> **OBJECTIVE**
Tell how many lines include the string "JSON". Answer with a single number.

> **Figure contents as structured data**
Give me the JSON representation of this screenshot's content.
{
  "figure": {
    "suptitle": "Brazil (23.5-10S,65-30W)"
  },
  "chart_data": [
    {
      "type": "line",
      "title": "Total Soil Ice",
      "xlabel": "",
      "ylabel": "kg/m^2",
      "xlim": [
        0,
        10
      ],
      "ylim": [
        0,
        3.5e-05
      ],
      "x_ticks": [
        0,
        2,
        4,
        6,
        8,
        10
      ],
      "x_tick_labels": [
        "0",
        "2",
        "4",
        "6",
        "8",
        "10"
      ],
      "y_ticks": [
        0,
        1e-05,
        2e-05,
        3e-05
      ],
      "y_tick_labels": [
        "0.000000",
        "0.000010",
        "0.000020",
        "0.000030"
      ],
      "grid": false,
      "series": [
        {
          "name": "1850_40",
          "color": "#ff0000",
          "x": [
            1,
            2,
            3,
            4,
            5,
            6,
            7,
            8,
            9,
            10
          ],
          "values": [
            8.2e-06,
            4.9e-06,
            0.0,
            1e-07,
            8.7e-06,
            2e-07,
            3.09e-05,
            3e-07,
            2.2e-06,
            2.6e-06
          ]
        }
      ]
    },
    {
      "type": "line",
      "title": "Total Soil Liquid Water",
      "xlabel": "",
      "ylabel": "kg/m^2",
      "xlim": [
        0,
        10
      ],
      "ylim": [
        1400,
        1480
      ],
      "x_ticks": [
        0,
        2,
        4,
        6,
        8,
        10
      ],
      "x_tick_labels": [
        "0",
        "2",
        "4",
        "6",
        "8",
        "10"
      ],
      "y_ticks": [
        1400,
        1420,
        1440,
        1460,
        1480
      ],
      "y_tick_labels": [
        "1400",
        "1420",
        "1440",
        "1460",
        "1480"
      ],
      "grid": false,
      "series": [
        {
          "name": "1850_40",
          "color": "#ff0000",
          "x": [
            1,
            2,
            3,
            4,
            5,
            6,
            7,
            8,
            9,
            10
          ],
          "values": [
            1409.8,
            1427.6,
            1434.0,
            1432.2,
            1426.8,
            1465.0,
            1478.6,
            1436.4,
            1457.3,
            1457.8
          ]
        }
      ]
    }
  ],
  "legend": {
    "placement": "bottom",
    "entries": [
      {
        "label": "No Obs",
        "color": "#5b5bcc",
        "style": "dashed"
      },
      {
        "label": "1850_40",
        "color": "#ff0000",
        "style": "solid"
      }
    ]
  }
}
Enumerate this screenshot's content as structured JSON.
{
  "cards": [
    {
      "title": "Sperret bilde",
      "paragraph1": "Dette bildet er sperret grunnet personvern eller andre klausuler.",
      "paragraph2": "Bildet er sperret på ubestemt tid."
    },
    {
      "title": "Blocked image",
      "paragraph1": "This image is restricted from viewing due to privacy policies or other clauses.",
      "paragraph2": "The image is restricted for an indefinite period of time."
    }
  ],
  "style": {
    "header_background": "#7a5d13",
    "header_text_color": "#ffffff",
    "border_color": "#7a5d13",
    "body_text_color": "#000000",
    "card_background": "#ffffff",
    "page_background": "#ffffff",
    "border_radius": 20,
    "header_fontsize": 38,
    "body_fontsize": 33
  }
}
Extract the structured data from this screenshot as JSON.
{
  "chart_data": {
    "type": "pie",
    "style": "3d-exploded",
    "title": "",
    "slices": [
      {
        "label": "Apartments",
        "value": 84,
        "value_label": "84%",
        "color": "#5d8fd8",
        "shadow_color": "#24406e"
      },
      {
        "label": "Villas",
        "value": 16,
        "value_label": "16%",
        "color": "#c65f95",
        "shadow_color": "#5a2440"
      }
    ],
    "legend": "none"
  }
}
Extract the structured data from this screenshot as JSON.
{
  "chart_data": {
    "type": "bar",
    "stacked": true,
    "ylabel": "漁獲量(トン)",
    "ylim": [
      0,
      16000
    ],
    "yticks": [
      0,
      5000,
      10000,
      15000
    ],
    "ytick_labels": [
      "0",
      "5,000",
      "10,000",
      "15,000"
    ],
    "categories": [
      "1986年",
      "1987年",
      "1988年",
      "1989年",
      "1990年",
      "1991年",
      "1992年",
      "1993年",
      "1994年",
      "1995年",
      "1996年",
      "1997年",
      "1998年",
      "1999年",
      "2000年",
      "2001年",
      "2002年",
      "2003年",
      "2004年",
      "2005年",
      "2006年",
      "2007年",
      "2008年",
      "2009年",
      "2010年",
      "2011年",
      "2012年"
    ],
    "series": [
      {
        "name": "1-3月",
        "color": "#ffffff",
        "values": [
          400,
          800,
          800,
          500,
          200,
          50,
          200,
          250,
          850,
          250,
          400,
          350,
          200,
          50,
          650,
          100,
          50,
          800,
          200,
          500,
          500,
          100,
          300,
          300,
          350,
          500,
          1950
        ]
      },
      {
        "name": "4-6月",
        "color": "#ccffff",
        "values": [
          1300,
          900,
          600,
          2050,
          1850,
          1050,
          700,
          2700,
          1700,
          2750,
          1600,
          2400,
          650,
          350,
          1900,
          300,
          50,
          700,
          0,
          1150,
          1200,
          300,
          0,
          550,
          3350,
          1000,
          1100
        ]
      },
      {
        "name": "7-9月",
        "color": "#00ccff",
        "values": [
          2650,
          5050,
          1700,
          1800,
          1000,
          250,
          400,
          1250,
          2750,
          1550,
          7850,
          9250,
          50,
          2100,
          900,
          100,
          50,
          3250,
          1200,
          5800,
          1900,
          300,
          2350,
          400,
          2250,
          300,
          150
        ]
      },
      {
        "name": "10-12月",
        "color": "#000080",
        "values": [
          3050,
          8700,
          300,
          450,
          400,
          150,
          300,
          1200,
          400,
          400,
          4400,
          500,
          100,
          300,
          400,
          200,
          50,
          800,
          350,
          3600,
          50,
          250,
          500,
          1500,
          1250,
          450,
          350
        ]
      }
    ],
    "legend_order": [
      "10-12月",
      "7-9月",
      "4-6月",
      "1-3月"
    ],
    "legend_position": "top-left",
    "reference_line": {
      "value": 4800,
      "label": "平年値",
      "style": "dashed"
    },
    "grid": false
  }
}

> **WRITTEN RESPONSE**
4